* Set task
From the records, pick out and copy each line containing "title".
----- Recorded data -----
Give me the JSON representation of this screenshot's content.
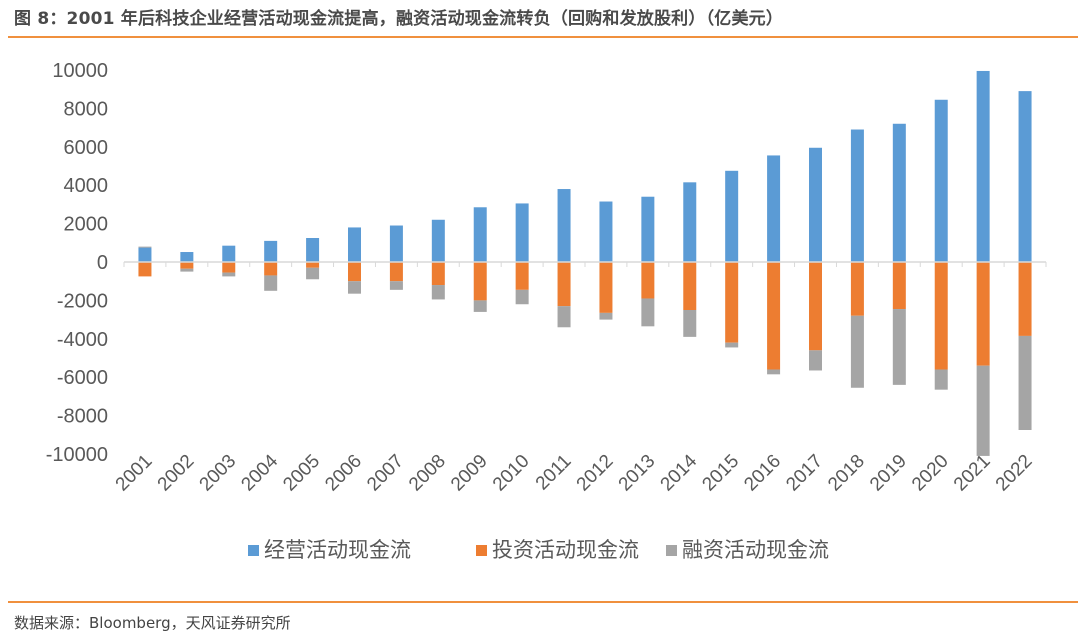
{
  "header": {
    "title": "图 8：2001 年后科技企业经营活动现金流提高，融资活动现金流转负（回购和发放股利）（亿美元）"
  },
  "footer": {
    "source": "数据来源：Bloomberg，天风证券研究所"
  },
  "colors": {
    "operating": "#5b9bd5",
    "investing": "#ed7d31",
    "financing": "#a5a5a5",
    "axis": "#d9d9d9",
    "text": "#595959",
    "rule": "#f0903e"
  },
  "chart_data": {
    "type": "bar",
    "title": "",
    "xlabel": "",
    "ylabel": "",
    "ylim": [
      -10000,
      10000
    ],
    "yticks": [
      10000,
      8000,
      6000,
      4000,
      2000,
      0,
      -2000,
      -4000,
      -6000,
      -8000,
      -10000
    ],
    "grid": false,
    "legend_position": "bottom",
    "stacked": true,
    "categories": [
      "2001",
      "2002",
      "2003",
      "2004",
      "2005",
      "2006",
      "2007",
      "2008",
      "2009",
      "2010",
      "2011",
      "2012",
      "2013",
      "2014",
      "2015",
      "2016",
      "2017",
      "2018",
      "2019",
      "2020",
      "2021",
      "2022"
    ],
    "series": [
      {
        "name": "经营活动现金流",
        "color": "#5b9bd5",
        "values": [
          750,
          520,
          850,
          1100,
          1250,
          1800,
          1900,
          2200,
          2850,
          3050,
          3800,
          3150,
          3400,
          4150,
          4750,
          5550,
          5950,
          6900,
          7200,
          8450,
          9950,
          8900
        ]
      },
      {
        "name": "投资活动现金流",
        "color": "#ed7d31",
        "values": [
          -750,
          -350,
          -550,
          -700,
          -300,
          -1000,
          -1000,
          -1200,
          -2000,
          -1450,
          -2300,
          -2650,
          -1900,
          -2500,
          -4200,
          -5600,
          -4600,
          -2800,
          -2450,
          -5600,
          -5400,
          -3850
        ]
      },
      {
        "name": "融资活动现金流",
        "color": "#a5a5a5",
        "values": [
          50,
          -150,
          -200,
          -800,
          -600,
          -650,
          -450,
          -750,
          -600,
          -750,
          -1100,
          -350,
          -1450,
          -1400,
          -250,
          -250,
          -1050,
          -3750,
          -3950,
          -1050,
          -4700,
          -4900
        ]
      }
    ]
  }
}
-----
----- Recorded data -----
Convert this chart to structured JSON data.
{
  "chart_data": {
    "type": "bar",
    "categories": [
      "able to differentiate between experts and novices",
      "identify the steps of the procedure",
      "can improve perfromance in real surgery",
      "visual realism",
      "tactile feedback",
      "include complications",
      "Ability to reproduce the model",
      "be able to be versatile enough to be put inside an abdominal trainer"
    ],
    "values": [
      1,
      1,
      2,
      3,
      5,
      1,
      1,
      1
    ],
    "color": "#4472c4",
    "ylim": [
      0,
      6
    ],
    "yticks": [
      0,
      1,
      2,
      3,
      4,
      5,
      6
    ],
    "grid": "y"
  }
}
-----
* Task output
    "title": "图 8：2001 年后科技企业经营活动现金流提高，融资活动现金流转负（回购和发放股利）（亿美元）"
    "title": "",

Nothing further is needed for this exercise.